— Exercise —
Read the lines below and count those that have the word "Council". Respond with the number only.

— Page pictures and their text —
+ + + +

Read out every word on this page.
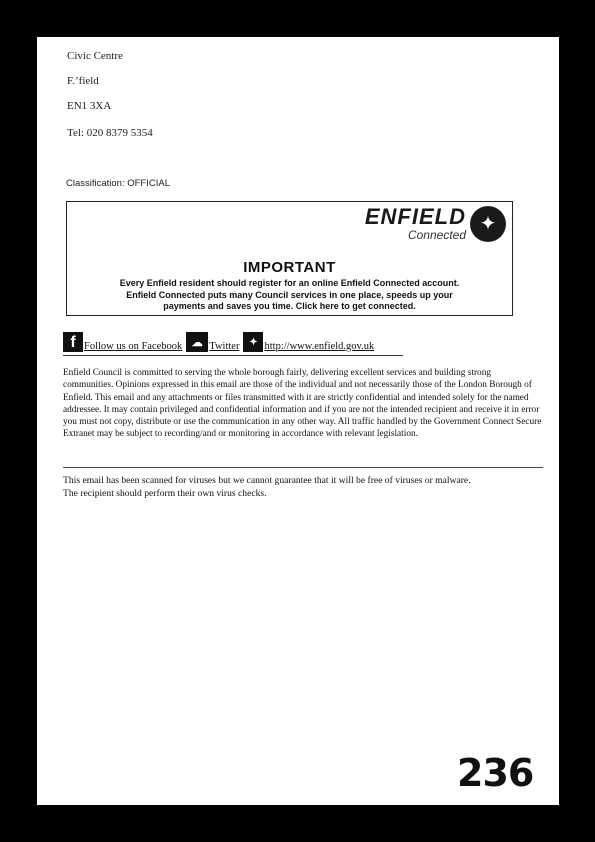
Civic Centre
F.’field
EN1 3XA
Tel: 020 8379 5354
Classification: OFFICIAL
ENFIELD
Connected ✦
IMPORTANT
Every Enfield resident should register for an online Enfield Connected account.
Enfield Connected puts many Council services in one place, speeds up your
payments and saves you time. Click here to get connected.
f Follow us on Facebook ☁ Twitter ✦ http://www.enfield.gov.uk
Enfield Council is committed to serving the whole borough fairly, delivering excellent services and building strong communities. Opinions expressed in this email are those of the individual and not necessarily those of the London Borough of Enfield. This email and any attachments or files transmitted with it are strictly confidential and intended solely for the named addressee. It may contain privileged and confidential information and if you are not the intended recipient and receive it in error you must not copy, distribute or use the communication in any other way. All traffic handled by the Government Connect Secure Extranet may be subject to recording/and or monitoring in accordance with relevant legislation.
This email has been scanned for viruses but we cannot guarantee that it will be free of viruses or malware.
The recipient should perform their own virus checks.
236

+ + + +

— Output of the exercise —
2